SET PROBLEM -> Scan the records and identify every line in which the string "FRANCE" occurs, then return those lines.

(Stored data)
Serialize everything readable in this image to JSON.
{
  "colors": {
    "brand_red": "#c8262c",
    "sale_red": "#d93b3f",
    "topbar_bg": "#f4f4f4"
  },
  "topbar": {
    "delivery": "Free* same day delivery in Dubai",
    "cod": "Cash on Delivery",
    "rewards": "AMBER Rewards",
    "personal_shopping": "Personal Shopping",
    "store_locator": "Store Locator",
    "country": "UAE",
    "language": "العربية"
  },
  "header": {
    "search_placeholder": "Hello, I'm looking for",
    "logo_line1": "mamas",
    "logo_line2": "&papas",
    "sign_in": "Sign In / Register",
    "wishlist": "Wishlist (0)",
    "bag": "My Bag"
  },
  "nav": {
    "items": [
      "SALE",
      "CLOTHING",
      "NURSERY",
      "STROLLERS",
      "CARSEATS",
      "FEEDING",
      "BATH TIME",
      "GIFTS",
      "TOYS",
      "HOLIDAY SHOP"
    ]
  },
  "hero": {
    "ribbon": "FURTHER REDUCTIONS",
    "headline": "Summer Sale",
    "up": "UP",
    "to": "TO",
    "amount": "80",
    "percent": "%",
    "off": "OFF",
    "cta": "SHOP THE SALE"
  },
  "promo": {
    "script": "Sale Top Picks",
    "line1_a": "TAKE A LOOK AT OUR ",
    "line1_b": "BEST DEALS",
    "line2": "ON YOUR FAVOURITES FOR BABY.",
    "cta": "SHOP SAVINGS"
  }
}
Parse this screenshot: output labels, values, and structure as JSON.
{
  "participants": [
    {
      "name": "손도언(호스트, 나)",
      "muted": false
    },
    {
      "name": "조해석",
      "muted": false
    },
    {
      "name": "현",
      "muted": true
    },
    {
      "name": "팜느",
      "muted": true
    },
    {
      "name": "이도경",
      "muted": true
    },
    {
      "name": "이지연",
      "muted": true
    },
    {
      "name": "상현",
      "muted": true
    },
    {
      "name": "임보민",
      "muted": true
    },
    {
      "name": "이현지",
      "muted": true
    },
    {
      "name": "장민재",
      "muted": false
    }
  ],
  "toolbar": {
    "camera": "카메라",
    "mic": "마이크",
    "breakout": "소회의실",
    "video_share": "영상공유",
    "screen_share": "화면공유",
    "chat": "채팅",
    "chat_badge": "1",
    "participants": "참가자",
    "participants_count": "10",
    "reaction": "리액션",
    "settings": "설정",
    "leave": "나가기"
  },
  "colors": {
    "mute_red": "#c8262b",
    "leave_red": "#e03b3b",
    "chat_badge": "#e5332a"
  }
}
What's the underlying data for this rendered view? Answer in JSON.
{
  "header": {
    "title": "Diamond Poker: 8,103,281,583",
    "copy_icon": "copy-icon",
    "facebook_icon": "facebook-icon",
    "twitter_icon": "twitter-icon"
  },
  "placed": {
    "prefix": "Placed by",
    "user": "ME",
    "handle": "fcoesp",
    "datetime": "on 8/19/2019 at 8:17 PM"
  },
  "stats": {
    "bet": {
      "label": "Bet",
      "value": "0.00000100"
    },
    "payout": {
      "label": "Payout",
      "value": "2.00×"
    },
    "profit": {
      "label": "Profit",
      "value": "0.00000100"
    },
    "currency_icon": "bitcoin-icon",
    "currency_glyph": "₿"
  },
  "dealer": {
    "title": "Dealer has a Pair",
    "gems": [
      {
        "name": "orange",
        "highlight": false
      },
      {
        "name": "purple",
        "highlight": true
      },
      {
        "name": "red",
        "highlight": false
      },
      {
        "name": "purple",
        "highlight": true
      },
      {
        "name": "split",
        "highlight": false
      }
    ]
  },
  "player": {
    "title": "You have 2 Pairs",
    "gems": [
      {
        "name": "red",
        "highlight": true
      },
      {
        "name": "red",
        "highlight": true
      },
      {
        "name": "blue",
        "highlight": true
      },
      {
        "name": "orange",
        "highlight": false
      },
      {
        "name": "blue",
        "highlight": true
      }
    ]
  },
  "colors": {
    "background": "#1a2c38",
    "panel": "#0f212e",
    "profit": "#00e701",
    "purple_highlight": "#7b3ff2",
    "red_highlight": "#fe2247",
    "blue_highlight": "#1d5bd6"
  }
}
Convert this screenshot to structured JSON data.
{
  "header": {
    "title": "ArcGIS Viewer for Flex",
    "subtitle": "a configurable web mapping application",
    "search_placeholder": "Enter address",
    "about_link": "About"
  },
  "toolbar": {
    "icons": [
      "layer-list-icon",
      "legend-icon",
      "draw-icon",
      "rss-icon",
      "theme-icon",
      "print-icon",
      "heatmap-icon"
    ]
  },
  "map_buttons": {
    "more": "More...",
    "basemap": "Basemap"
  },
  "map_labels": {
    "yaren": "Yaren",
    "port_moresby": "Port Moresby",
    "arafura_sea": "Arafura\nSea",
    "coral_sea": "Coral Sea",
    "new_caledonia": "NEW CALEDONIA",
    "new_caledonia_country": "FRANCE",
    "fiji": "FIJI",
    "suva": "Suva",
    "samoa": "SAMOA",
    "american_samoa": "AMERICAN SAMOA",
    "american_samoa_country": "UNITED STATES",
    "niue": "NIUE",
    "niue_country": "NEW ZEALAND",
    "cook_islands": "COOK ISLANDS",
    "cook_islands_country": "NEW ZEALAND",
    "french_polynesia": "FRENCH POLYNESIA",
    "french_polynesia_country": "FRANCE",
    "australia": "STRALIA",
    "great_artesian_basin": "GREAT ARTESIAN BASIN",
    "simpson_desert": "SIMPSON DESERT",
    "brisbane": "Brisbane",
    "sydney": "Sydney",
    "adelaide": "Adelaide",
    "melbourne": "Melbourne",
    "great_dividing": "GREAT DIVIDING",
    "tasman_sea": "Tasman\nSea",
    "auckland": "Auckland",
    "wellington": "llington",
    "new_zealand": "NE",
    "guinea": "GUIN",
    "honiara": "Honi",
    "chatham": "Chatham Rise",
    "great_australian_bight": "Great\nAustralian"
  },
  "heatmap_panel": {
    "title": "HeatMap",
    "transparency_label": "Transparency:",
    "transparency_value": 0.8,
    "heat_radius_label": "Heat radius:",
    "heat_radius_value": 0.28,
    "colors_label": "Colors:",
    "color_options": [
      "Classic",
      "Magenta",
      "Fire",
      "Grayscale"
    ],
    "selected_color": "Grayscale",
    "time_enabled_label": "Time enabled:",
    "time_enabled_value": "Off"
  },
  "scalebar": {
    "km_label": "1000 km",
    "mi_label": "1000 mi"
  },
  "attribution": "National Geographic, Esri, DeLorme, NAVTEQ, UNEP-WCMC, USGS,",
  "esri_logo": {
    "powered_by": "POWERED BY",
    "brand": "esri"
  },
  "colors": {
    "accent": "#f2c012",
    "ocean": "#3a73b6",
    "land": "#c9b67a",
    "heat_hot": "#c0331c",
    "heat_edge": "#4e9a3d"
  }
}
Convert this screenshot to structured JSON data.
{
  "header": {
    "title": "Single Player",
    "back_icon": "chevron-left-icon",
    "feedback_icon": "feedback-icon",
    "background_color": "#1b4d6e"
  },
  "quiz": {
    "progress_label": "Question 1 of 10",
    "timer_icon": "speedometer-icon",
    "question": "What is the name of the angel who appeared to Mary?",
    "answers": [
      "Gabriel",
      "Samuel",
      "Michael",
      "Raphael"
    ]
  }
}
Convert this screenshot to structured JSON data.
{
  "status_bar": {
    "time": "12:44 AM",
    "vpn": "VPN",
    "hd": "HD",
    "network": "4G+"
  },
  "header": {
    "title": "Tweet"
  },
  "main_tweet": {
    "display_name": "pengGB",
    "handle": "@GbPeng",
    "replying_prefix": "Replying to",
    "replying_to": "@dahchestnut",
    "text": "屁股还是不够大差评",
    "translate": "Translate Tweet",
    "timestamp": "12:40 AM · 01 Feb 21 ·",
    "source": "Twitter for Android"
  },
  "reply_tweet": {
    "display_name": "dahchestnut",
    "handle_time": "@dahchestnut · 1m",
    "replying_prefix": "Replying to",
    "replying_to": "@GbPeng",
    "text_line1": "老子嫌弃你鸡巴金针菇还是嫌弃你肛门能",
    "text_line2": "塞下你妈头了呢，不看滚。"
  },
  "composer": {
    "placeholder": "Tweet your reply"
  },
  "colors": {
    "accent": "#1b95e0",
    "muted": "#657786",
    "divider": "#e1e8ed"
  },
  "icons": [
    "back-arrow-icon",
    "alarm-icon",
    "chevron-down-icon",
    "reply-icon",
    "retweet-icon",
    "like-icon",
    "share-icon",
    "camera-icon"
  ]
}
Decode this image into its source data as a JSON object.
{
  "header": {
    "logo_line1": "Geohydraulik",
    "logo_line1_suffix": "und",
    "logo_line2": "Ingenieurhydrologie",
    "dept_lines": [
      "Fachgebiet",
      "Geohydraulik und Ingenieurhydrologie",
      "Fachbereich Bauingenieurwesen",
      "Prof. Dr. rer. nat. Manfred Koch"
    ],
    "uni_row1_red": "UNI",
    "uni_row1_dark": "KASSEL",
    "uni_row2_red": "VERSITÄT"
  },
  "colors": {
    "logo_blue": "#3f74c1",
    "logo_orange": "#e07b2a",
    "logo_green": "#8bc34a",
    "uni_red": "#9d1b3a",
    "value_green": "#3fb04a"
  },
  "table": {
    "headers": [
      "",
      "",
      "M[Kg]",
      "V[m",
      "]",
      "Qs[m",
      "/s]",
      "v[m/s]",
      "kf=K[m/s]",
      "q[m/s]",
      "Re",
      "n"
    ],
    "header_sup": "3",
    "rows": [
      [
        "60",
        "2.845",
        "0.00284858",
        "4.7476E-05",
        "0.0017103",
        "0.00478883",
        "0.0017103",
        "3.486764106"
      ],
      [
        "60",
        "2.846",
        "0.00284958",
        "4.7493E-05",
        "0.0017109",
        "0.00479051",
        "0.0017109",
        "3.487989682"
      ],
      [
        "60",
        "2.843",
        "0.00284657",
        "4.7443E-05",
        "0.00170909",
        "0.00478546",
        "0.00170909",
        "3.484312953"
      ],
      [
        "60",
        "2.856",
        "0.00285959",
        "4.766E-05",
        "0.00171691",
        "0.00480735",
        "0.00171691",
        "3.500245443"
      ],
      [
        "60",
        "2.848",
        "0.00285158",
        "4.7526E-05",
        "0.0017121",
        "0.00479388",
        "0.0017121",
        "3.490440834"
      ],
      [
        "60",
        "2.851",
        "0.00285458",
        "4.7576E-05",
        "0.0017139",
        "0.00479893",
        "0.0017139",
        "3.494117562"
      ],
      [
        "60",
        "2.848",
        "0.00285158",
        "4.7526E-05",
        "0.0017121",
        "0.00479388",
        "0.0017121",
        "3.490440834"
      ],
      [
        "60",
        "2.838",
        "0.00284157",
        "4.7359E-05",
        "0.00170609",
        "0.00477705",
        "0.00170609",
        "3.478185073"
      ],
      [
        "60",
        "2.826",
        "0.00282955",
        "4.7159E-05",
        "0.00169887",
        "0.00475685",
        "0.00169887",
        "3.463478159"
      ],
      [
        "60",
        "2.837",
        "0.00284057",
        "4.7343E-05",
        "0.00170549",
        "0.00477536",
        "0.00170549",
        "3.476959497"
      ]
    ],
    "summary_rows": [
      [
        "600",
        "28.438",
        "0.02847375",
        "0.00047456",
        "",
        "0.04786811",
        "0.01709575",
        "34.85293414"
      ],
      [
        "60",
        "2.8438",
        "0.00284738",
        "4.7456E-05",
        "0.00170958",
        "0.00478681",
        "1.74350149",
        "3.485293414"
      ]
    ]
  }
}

WRITTEN SOLUTION ->
    "new_caledonia_country": "FRANCE",
    "french_polynesia_country": "FRANCE",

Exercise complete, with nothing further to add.